Task details -
Report all lines holding "JSON".

Data provided -

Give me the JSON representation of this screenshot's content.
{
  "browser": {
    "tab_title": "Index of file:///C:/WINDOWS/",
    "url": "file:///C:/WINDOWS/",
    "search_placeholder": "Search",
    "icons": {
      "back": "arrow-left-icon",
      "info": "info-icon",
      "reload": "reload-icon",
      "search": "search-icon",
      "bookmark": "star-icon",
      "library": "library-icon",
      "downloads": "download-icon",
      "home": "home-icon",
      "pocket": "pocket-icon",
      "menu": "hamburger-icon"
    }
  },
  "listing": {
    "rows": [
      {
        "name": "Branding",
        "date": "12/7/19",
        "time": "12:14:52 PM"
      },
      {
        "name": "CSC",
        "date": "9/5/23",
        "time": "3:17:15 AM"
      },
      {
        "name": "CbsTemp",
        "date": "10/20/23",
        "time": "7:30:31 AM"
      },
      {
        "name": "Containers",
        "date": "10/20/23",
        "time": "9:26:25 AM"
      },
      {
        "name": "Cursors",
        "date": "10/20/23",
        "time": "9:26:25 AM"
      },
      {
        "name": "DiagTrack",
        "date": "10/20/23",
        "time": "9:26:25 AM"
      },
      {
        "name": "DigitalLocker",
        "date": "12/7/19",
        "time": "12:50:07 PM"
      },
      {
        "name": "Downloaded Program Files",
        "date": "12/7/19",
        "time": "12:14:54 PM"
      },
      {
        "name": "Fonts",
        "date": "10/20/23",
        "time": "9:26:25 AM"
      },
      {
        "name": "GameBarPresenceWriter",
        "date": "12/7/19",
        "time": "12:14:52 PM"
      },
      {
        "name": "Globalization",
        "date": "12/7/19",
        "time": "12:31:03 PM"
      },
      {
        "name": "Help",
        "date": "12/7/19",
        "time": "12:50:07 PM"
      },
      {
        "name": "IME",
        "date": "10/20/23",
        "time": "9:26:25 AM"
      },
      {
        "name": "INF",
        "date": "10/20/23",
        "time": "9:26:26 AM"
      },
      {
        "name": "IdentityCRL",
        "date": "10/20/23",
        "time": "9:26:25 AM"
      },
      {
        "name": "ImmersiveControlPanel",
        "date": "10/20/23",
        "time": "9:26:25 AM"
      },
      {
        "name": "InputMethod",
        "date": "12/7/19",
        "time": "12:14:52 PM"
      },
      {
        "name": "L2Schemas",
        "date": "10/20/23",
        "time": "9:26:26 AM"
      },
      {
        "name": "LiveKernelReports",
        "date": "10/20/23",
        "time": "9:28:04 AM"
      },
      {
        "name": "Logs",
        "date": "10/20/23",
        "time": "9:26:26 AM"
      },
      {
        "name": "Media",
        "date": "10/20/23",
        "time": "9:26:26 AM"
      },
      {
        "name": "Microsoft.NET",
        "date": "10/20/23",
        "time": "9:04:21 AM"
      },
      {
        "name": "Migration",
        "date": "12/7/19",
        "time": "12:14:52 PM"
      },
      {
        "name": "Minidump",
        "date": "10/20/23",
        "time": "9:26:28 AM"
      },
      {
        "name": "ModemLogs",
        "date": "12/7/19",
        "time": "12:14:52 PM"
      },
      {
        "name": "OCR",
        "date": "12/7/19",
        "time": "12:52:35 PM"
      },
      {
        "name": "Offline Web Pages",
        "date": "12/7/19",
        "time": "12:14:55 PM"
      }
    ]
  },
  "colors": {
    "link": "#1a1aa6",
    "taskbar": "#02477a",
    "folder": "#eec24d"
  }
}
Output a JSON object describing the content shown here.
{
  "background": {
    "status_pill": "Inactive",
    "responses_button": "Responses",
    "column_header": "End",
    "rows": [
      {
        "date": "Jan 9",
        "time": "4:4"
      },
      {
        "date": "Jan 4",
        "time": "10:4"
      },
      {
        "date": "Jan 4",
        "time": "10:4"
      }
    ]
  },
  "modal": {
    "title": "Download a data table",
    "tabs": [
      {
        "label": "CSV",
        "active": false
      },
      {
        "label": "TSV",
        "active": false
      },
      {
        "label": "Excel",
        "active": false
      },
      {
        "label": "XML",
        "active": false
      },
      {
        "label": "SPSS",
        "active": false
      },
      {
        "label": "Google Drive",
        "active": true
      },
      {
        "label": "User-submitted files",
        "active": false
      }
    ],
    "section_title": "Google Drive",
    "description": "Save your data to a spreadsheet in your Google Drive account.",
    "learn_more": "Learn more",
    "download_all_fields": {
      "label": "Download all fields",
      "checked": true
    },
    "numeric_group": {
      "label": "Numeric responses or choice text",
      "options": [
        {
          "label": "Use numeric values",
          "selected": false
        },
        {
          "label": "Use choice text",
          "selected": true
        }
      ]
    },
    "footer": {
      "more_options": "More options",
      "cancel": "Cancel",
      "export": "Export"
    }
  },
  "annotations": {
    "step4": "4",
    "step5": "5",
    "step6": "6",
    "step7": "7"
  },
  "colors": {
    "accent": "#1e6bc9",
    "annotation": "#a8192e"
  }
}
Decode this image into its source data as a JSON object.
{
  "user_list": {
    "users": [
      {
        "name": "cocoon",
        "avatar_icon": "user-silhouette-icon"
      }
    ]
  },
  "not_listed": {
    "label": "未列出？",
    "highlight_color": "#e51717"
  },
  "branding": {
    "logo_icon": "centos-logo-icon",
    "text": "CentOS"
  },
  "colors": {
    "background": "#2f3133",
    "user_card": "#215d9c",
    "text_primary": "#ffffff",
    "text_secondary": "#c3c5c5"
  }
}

Written response -
Give me the JSON representation of this screenshot's content.
Output a JSON object describing the content shown here.
Decode this image into its source data as a JSON object.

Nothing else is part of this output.